• [Dataset]:
========

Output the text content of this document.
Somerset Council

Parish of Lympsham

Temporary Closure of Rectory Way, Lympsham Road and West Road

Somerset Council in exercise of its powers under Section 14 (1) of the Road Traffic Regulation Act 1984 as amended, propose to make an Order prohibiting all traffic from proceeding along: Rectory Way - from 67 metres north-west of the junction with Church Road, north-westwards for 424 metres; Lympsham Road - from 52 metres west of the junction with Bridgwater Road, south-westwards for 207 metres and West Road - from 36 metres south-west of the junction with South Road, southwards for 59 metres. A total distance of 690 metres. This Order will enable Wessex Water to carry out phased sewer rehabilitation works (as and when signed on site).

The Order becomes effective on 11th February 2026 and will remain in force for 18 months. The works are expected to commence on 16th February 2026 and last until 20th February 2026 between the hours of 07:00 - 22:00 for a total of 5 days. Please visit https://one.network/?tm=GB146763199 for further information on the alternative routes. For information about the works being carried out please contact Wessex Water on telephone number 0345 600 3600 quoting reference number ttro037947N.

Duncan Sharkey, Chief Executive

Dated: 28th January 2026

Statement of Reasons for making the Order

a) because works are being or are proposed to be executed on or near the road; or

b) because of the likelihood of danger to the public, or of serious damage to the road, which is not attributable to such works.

========

• [Task instructions]:
Every line containing the string "being" must be listed.

• [Exercise solution]:
The Order becomes effective on 11th February 2026 and will remain in force for 18 months. The works are expected to commence on 16th February 2026 and last until 20th February 2026 between the hours of 07:00 - 22:00 for a total of 5 days. Please visit https://one.network/?tm=GB146763199 for further information on the alternative routes. For information about the works being carried out please contact Wessex Water on telephone number 0345 600 3600 quoting reference number ttro037947N.
a) because works are being or are proposed to be executed on or near the road; or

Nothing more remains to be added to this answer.